▸ Problem requirements
Answer with a number only: how many lines of the entries below contain the word "Walk"?

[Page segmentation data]
- - - -
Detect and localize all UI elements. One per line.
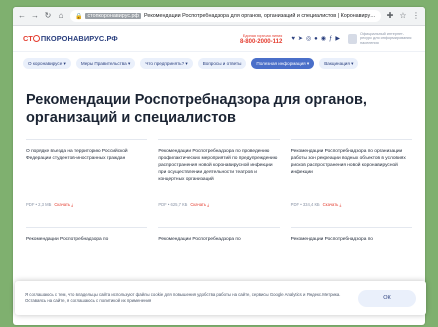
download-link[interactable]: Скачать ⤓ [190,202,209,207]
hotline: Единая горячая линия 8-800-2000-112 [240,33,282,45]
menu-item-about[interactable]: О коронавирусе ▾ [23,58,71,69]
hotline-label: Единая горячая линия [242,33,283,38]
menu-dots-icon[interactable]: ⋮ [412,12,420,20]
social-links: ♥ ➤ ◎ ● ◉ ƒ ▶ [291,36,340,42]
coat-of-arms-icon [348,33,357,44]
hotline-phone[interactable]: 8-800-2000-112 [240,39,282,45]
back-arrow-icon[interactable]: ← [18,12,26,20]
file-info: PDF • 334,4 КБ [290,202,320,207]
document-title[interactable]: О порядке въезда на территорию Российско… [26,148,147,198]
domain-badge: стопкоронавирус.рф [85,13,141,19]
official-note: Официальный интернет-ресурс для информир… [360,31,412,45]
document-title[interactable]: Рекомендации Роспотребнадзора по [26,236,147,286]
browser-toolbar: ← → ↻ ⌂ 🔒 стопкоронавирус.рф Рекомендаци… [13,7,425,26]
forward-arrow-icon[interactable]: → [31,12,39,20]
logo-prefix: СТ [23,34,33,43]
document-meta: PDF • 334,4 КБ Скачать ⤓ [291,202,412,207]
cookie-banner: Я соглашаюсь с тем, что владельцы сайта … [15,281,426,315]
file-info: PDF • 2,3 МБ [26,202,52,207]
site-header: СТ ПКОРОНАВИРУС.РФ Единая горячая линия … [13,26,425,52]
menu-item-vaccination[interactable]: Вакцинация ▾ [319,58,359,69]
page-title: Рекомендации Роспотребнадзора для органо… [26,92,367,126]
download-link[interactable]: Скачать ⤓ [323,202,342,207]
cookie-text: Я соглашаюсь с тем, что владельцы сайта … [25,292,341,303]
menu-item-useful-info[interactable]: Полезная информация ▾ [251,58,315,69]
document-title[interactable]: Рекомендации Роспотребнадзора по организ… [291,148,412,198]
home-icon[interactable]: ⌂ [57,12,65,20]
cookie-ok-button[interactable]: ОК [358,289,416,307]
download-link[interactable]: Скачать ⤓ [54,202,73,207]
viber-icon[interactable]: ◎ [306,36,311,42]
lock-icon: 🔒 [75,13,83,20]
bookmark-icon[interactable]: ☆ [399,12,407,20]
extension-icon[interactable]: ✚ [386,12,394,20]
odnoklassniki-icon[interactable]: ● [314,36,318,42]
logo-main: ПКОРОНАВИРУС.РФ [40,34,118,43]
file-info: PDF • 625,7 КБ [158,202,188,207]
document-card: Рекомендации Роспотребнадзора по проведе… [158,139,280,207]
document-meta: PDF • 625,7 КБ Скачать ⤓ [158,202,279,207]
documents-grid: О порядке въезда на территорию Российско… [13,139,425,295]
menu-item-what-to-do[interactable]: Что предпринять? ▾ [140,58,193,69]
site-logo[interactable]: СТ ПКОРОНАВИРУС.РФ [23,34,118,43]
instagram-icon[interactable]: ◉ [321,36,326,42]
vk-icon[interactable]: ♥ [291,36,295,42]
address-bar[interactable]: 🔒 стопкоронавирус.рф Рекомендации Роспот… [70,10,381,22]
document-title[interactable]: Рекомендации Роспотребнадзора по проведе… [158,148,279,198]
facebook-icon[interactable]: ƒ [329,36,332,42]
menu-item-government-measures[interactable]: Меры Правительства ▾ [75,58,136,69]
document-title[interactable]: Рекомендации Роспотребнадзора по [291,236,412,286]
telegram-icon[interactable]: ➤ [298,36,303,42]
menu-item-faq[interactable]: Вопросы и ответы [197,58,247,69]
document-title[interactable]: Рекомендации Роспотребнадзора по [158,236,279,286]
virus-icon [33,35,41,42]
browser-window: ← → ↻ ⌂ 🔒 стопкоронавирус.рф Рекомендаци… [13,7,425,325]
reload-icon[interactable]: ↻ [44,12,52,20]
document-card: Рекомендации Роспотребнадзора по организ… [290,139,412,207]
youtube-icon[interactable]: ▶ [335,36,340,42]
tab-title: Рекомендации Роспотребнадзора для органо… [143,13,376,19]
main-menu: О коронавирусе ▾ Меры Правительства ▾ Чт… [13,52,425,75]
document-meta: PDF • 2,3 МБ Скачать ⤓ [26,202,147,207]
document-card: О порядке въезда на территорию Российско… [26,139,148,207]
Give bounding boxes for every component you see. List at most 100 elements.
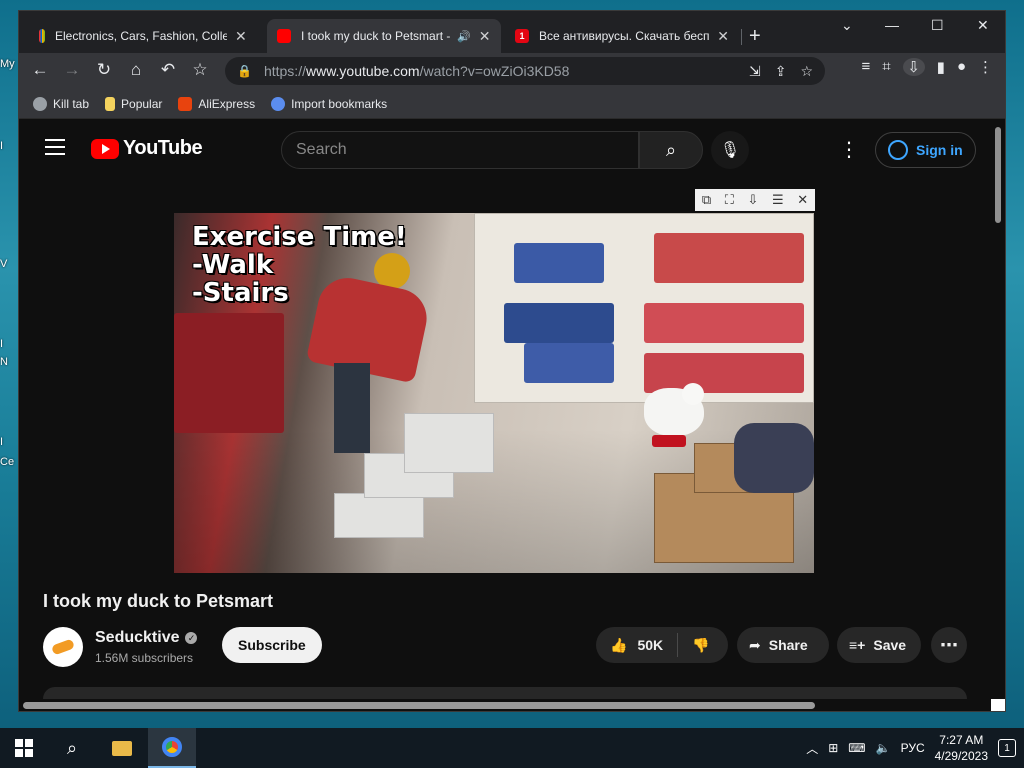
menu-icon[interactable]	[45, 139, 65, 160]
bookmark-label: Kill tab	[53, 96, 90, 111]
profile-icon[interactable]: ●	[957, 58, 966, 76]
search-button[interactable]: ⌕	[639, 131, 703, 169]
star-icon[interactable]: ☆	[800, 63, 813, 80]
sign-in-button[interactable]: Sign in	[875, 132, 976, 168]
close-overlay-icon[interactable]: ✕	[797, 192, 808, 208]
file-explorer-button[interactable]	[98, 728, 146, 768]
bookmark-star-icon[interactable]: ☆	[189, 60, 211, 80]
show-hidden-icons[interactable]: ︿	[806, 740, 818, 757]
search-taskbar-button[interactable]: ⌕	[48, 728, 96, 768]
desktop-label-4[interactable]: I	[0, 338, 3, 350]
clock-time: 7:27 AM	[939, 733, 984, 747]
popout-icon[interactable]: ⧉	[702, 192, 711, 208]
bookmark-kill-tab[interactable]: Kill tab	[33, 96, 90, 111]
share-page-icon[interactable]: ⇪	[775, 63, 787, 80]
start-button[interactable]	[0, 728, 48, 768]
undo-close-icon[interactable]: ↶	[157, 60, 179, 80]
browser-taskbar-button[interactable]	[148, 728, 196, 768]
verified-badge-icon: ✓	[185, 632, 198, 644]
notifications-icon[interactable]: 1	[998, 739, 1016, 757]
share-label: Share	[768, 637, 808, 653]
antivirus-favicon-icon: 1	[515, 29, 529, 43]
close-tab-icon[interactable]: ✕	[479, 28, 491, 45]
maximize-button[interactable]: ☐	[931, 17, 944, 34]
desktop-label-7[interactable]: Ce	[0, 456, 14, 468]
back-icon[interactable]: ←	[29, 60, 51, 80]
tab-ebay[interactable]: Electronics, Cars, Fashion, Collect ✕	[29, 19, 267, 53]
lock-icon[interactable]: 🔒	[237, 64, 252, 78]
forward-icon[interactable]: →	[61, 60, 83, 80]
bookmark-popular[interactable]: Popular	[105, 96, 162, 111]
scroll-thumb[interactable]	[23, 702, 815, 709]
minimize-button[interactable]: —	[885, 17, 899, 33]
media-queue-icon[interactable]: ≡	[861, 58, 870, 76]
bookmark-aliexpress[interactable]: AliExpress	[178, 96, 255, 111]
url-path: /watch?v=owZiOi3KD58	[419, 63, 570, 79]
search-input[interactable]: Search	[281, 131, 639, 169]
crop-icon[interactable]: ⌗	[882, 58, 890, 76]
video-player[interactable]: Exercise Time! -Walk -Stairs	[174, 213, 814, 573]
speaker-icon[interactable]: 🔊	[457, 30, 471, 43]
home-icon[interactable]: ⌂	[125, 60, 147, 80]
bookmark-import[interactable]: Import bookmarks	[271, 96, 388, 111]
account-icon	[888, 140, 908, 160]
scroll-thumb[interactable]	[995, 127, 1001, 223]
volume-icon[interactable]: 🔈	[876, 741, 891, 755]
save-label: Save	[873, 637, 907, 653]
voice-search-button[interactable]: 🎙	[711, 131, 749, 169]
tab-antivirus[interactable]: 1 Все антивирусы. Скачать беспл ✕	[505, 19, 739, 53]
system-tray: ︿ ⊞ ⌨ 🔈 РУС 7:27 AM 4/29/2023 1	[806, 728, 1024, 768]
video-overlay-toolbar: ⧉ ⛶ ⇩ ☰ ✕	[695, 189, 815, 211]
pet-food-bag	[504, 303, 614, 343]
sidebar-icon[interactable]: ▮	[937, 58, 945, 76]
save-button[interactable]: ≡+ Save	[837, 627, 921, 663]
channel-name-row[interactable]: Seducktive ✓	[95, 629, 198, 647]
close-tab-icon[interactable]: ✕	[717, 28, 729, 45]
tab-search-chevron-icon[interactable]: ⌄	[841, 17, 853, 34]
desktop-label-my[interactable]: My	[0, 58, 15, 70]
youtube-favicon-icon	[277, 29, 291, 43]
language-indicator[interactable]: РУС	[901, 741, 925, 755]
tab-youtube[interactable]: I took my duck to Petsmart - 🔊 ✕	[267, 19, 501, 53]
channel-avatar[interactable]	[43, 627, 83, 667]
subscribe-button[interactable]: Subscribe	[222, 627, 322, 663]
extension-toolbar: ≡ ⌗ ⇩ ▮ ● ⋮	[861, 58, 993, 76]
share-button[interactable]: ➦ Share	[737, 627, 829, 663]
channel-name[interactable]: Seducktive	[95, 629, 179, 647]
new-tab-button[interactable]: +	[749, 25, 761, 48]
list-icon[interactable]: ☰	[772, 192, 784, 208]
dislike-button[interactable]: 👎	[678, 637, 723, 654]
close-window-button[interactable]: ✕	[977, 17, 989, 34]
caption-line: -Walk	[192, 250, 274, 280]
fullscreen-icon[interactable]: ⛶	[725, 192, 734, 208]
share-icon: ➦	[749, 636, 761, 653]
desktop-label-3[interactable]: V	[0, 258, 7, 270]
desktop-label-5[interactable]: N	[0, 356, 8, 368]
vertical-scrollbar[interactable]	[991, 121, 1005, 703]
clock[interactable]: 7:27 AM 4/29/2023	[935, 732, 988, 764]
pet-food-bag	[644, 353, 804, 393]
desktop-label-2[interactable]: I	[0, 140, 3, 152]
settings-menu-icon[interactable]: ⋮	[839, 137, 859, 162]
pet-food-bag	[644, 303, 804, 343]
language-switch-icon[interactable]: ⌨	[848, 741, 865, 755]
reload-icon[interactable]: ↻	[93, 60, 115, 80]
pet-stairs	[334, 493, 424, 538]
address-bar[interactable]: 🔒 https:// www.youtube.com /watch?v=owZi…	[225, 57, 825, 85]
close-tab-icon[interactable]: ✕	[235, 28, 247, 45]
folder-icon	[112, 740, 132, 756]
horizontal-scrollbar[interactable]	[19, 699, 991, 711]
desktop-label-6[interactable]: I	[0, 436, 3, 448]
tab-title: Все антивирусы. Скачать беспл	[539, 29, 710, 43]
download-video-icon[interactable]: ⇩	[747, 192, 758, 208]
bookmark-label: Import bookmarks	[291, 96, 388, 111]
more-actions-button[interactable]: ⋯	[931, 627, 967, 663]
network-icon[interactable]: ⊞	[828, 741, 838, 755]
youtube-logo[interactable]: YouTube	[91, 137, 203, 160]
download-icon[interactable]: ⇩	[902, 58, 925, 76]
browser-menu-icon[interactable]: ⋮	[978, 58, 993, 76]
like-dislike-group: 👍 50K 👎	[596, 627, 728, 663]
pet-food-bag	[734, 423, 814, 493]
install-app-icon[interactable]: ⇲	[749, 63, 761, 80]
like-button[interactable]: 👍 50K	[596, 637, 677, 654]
- - - -
▸ Answer to this exercise
2